**Work instructions**
Write out the entries again exactly as they are given.

──────── Provided records

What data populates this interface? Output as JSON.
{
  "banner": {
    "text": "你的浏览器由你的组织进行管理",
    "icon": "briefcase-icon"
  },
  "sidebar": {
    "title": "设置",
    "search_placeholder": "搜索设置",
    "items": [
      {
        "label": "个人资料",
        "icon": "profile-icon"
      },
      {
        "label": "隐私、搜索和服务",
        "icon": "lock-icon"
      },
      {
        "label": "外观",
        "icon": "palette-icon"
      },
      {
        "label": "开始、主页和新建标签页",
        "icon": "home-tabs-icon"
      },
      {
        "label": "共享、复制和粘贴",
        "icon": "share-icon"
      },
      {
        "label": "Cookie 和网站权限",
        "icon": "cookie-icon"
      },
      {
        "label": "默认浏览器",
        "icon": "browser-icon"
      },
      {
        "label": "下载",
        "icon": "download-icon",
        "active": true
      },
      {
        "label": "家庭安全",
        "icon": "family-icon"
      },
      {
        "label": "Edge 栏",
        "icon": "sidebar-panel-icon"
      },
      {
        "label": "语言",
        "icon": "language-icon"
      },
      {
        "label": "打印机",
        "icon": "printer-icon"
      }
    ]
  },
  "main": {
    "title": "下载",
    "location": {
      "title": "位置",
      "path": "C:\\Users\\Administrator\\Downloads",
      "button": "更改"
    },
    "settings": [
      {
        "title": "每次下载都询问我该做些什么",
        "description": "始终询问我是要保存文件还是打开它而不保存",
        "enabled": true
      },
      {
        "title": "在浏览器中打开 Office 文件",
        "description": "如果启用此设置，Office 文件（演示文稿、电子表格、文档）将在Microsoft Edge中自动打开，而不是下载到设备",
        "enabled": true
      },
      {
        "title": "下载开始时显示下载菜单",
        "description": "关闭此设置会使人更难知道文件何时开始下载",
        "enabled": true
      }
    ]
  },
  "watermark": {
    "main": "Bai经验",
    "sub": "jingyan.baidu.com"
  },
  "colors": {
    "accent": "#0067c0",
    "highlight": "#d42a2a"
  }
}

────────────────

**Answer below**
What data populates this interface? Output as JSON.
{
  "banner": {
    "text": "你的浏览器由你的组织进行管理",
    "icon": "briefcase-icon"
  },
  "sidebar": {
    "title": "设置",
    "search_placeholder": "搜索设置",
    "items": [
      {
        "label": "个人资料",
        "icon": "profile-icon"
      },
      {
        "label": "隐私、搜索和服务",
        "icon": "lock-icon"
      },
      {
        "label": "外观",
        "icon": "palette-icon"
      },
      {
        "label": "开始、主页和新建标签页",
        "icon": "home-tabs-icon"
      },
      {
        "label": "共享、复制和粘贴",
        "icon": "share-icon"
      },
      {
        "label": "Cookie 和网站权限",
        "icon": "cookie-icon"
      },
      {
        "label": "默认浏览器",
        "icon": "browser-icon"
      },
      {
        "label": "下载",
        "icon": "download-icon",
        "active": true
      },
      {
        "label": "家庭安全",
        "icon": "family-icon"
      },
      {
        "label": "Edge 栏",
        "icon": "sidebar-panel-icon"
      },
      {
        "label": "语言",
        "icon": "language-icon"
      },
      {
        "label": "打印机",
        "icon": "printer-icon"
      }
    ]
  },
  "main": {
    "title": "下载",
    "location": {
      "title": "位置",
      "path": "C:\\Users\\Administrator\\Downloads",
      "button": "更改"
    },
    "settings": [
      {
        "title": "每次下载都询问我该做些什么",
        "description": "始终询问我是要保存文件还是打开它而不保存",
        "enabled": true
      },
      {
        "title": "在浏览器中打开 Office 文件",
        "description": "如果启用此设置，Office 文件（演示文稿、电子表格、文档）将在Microsoft Edge中自动打开，而不是下载到设备",
        "enabled": true
      },
      {
        "title": "下载开始时显示下载菜单",
        "description": "关闭此设置会使人更难知道文件何时开始下载",
        "enabled": true
      }
    ]
  },
  "watermark": {
    "main": "Bai经验",
    "sub": "jingyan.baidu.com"
  },
  "colors": {
    "accent": "#0067c0",
    "highlight": "#d42a2a"
  }
}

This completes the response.